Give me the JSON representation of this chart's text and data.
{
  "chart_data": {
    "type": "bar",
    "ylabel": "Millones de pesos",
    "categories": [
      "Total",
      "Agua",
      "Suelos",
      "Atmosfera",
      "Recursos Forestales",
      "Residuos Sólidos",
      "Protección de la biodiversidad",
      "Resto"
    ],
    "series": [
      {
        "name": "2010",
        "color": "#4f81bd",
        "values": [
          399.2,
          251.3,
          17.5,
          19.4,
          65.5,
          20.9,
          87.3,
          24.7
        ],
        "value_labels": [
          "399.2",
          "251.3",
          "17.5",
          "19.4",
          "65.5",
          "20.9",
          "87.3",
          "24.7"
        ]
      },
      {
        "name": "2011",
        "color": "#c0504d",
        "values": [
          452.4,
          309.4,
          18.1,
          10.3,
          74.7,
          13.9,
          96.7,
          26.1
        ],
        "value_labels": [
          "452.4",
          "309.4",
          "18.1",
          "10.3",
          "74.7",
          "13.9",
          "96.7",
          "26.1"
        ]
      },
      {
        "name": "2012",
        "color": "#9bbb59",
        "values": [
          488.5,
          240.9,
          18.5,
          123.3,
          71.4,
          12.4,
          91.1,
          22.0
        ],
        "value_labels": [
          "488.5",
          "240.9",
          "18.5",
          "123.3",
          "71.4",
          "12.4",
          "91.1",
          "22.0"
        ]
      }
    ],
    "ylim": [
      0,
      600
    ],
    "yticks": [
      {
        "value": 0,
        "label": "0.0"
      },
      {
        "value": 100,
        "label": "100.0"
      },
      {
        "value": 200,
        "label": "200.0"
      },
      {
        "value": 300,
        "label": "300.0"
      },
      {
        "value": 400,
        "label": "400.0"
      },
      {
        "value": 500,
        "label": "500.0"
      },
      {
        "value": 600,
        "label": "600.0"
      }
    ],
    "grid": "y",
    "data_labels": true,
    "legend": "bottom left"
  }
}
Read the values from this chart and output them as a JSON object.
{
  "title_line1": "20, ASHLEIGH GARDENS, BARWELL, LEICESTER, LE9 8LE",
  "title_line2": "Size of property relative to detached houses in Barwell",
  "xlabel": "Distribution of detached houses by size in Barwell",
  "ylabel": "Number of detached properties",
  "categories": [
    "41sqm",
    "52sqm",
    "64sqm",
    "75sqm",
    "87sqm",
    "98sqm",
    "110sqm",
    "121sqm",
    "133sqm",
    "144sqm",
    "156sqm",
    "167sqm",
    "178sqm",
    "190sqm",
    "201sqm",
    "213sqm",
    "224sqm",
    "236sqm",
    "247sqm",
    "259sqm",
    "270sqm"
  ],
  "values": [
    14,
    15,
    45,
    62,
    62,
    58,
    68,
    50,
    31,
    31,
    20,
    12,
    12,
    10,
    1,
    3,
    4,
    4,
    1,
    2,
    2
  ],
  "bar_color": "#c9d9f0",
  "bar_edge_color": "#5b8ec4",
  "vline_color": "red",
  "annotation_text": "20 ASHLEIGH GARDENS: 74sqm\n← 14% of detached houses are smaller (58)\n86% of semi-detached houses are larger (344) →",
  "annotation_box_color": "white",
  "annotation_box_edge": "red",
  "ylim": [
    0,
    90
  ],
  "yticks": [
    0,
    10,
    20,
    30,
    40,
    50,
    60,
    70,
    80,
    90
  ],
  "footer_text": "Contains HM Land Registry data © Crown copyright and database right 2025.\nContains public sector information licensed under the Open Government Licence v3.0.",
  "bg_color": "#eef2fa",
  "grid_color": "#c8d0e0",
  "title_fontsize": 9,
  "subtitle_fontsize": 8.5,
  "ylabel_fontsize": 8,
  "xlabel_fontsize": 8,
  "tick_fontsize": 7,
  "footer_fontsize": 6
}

-- GIVEN TASK --
Lines that hold "ASHLEIGH" are the ones to copy; find all of them.

-- EXERCISE RESPONSE --
  "title_line1": "20, ASHLEIGH GARDENS, BARWELL, LEICESTER, LE9 8LE",
  "annotation_text": "20 ASHLEIGH GARDENS: 74sqm\n← 14% of detached houses are smaller (58)\n86% of semi-detached houses are larger (344) →",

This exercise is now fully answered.